§ WHAT IS EXPECTED
Read the entries below and pull out each line with the string "this".

Records that describe figures:
%%

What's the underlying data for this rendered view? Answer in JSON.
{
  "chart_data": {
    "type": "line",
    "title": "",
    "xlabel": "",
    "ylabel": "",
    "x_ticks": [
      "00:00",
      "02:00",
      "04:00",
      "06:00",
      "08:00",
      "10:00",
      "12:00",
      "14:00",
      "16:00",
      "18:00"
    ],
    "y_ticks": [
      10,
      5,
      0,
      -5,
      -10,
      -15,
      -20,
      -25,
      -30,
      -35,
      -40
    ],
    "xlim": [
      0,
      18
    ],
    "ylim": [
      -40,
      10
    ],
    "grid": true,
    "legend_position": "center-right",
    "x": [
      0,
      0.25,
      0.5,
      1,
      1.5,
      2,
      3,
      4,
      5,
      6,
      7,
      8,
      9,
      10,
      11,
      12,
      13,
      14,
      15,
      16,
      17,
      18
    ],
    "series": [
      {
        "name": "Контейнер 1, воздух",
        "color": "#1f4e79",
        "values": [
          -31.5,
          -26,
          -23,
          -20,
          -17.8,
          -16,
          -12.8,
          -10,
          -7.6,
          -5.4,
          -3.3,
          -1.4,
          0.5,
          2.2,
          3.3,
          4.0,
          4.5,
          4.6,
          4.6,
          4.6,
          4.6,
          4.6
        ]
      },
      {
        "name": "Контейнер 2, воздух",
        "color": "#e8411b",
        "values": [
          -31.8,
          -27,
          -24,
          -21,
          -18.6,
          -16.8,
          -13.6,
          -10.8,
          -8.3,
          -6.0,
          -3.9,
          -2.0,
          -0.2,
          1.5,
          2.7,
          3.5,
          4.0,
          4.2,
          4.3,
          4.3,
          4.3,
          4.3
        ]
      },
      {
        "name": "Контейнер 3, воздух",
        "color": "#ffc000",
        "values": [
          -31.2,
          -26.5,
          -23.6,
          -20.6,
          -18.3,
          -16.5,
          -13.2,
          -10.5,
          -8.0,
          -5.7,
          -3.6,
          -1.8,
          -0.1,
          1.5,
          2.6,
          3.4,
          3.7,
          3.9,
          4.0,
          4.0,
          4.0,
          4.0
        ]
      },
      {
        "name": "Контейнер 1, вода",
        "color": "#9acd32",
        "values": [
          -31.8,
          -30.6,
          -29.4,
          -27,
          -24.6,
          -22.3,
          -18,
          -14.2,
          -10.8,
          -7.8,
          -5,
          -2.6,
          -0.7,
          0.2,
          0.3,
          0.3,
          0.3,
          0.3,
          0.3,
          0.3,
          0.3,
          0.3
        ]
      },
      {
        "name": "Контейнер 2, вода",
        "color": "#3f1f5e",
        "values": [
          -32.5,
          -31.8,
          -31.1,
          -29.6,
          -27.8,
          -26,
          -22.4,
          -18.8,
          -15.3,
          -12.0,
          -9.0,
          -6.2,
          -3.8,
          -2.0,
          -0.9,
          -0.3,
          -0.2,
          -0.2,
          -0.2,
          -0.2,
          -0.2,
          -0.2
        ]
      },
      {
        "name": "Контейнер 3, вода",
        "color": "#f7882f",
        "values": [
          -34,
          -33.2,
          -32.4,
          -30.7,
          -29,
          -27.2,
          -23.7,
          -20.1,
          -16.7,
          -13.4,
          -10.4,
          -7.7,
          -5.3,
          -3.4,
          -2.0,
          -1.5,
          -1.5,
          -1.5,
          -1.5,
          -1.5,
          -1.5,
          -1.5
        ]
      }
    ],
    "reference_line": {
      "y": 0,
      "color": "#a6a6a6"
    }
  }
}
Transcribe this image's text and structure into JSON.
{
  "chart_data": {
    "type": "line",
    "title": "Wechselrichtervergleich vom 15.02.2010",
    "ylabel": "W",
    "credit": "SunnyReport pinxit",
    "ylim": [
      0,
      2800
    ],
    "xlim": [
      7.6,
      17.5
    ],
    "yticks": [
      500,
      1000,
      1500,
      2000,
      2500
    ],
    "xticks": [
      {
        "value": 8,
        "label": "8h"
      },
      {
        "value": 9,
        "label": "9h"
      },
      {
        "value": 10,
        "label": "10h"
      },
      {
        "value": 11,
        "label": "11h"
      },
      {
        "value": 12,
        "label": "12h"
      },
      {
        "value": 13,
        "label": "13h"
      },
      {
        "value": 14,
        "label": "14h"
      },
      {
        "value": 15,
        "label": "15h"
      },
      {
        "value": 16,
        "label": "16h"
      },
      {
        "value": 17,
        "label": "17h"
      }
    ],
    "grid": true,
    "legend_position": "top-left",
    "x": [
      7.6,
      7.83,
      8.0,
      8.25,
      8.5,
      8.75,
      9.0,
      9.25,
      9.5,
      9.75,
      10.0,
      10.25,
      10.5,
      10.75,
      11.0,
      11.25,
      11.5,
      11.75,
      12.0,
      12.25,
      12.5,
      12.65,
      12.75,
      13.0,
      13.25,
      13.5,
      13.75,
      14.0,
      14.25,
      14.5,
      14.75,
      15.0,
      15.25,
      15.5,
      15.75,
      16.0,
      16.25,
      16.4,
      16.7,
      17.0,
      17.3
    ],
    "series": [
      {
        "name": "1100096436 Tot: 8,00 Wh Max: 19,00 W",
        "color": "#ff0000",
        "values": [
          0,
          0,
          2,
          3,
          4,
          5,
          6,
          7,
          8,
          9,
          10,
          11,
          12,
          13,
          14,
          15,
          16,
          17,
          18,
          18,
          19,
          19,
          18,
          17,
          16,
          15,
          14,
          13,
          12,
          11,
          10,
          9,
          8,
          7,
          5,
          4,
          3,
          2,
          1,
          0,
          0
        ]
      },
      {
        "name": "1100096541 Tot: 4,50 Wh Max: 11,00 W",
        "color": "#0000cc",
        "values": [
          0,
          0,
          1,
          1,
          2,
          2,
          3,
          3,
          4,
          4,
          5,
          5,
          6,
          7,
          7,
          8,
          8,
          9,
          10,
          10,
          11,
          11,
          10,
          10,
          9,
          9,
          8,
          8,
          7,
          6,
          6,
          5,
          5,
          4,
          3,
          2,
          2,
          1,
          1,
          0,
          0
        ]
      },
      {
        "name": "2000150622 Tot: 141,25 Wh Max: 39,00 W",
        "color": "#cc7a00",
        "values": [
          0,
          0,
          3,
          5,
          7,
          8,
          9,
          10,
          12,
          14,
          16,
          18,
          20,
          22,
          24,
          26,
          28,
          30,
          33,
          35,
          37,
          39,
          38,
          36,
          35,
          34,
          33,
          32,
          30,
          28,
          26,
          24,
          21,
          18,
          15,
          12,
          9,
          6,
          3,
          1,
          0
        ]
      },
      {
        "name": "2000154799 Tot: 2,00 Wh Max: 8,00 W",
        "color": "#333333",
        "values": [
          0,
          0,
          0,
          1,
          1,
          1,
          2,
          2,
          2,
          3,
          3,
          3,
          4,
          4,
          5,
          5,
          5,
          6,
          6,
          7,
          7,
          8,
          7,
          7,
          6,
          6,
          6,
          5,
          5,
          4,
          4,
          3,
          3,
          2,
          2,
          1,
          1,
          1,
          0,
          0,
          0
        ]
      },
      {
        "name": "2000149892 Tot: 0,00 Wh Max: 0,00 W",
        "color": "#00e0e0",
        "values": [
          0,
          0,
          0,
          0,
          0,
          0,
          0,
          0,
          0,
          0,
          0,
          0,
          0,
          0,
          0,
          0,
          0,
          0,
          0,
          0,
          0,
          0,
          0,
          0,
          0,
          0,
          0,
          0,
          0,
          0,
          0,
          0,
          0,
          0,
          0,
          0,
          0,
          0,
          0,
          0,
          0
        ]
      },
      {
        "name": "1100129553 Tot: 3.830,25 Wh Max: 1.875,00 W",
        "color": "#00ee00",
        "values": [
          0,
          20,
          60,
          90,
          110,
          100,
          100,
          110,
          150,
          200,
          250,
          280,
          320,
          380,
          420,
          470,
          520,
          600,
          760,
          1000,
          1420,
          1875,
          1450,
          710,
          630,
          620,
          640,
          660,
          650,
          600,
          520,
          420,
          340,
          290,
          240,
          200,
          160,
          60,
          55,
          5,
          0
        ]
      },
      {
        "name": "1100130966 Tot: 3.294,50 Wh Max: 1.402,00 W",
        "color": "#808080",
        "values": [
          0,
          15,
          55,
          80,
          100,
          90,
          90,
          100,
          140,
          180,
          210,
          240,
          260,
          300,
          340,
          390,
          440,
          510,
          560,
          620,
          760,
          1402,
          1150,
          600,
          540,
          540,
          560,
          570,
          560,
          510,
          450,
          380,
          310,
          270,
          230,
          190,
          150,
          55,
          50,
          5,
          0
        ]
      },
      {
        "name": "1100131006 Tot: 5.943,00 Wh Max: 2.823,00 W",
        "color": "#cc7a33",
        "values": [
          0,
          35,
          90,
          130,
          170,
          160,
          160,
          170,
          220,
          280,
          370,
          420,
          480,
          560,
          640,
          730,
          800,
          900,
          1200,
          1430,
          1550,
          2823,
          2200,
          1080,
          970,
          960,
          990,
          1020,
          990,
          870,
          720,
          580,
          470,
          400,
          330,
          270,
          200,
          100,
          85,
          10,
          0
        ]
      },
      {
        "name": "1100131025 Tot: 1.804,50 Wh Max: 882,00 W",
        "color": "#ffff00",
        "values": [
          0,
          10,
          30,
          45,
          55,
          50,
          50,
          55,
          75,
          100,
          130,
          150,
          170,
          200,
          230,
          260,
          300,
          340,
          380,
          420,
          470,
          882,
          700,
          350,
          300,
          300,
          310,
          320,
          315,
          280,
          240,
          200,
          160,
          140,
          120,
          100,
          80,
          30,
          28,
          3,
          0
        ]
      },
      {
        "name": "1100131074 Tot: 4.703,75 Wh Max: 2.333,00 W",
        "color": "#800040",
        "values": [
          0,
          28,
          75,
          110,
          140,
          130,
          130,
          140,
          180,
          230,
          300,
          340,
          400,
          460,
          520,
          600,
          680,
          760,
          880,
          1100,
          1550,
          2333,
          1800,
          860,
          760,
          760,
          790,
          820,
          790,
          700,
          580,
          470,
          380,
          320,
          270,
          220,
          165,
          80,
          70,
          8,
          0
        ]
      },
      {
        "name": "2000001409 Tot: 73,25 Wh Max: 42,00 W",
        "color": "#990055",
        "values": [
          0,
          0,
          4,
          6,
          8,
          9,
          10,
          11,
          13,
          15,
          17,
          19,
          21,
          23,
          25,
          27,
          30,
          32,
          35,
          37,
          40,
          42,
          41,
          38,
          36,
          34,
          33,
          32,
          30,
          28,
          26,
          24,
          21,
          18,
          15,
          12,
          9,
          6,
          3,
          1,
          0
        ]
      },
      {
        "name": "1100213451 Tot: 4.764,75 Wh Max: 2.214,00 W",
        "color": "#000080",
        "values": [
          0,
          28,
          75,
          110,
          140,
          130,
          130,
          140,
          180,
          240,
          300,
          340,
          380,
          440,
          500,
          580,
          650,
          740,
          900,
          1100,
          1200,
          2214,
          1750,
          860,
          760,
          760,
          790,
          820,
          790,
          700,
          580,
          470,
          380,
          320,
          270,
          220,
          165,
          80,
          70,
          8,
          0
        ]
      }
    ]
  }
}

%%

§ PROBLEM SOLUTION
What's the underlying data for this rendered view? Answer in JSON.
Transcribe this image's text and structure into JSON.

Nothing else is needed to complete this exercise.